BRIEF:
Below is the data. Give it again, complete and exact.

INFORMATION PROVIDED:
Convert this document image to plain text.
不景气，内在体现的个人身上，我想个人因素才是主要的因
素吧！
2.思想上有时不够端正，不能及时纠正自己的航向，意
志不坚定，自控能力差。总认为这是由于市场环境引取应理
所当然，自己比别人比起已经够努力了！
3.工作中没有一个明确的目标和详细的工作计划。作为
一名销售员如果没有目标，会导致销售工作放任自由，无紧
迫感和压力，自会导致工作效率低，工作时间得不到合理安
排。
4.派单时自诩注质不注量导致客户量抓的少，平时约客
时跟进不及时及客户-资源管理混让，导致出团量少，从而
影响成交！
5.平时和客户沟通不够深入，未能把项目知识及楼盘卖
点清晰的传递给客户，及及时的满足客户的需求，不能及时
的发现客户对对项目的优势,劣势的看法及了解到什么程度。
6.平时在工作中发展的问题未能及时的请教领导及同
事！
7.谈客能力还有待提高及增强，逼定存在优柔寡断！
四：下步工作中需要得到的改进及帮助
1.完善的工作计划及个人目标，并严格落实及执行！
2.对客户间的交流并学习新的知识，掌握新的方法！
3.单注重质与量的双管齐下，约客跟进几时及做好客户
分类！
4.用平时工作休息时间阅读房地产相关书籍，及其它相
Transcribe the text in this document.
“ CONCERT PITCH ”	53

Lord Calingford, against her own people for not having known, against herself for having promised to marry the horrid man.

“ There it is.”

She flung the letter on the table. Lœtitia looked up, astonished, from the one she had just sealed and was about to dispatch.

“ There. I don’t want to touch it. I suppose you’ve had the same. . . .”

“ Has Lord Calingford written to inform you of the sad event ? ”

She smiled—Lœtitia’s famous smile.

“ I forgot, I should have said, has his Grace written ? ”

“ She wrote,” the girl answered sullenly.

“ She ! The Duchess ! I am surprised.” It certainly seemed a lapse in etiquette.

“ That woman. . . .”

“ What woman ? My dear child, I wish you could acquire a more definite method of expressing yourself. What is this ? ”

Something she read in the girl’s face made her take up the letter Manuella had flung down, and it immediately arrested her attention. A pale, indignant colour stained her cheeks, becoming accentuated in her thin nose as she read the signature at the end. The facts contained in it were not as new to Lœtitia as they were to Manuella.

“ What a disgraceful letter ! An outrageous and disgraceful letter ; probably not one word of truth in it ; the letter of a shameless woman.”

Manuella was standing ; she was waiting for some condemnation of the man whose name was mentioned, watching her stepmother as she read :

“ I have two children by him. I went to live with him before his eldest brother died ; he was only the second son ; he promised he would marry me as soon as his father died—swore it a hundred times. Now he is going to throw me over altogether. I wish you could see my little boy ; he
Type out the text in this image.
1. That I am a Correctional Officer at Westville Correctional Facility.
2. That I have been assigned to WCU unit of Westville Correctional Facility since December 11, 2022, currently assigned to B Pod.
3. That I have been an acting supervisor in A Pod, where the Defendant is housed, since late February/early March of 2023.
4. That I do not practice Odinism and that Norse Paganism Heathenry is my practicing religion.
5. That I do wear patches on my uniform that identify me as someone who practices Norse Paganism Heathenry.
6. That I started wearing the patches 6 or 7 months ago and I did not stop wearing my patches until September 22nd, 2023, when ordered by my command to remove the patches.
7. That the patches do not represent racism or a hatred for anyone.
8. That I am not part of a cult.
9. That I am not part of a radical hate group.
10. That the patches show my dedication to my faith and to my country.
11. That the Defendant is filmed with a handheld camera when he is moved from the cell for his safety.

FINAL ANSWER:
Convert this document image to plain text.
不景气，内在体现的个人身上，我想个人因素才是主要的因
素吧！
2.思想上有时不够端正，不能及时纠正自己的航向，意
志不坚定，自控能力差。总认为这是由于市场环境引取应理
所当然，自己比别人比起已经够努力了！
3.工作中没有一个明确的目标和详细的工作计划。作为
一名销售员如果没有目标，会导致销售工作放任自由，无紧
迫感和压力，自会导致工作效率低，工作时间得不到合理安
排。
4.派单时自诩注质不注量导致客户量抓的少，平时约客
时跟进不及时及客户-资源管理混让，导致出团量少，从而
影响成交！
5.平时和客户沟通不够深入，未能把项目知识及楼盘卖
点清晰的传递给客户，及及时的满足客户的需求，不能及时
的发现客户对对项目的优势,劣势的看法及了解到什么程度。
6.平时在工作中发展的问题未能及时的请教领导及同
事！
7.谈客能力还有待提高及增强，逼定存在优柔寡断！
四：下步工作中需要得到的改进及帮助
1.完善的工作计划及个人目标，并严格落实及执行！
2.对客户间的交流并学习新的知识，掌握新的方法！
3.单注重质与量的双管齐下，约客跟进几时及做好客户
分类！
4.用平时工作休息时间阅读房地产相关书籍，及其它相
Transcribe the text in this document.
“ CONCERT PITCH ”	53

Lord Calingford, against her own people for not having known, against herself for having promised to marry the horrid man.

“ There it is.”

She flung the letter on the table. Lœtitia looked up, astonished, from the one she had just sealed and was about to dispatch.

“ There. I don’t want to touch it. I suppose you’ve had the same. . . .”

“ Has Lord Calingford written to inform you of the sad event ? ”

She smiled—Lœtitia’s famous smile.

“ I forgot, I should have said, has his Grace written ? ”

“ She wrote,” the girl answered sullenly.

“ She ! The Duchess ! I am surprised.” It certainly seemed a lapse in etiquette.

“ That woman. . . .”

“ What woman ? My dear child, I wish you could acquire a more definite method of expressing yourself. What is this ? ”

Something she read in the girl’s face made her take up the letter Manuella had flung down, and it immediately arrested her attention. A pale, indignant colour stained her cheeks, becoming accentuated in her thin nose as she read the signature at the end. The facts contained in it were not as new to Lœtitia as they were to Manuella.

“ What a disgraceful letter ! An outrageous and disgraceful letter ; probably not one word of truth in it ; the letter of a shameless woman.”

Manuella was standing ; she was waiting for some condemnation of the man whose name was mentioned, watching her stepmother as she read :

“ I have two children by him. I went to live with him before his eldest brother died ; he was only the second son ; he promised he would marry me as soon as his father died—swore it a hundred times. Now he is going to throw me over altogether. I wish you could see my little boy ; he
Type out the text in this image.
1. That I am a Correctional Officer at Westville Correctional Facility.
2. That I have been assigned to WCU unit of Westville Correctional Facility since December 11, 2022, currently assigned to B Pod.
3. That I have been an acting supervisor in A Pod, where the Defendant is housed, since late February/early March of 2023.
4. That I do not practice Odinism and that Norse Paganism Heathenry is my practicing religion.
5. That I do wear patches on my uniform that identify me as someone who practices Norse Paganism Heathenry.
6. That I started wearing the patches 6 or 7 months ago and I did not stop wearing my patches until September 22nd, 2023, when ordered by my command to remove the patches.
7. That the patches do not represent racism or a hatred for anyone.
8. That I am not part of a cult.
9. That I am not part of a radical hate group.
10. That the patches show my dedication to my faith and to my country.
11. That the Defendant is filmed with a handheld camera when he is moved from the cell for his safety.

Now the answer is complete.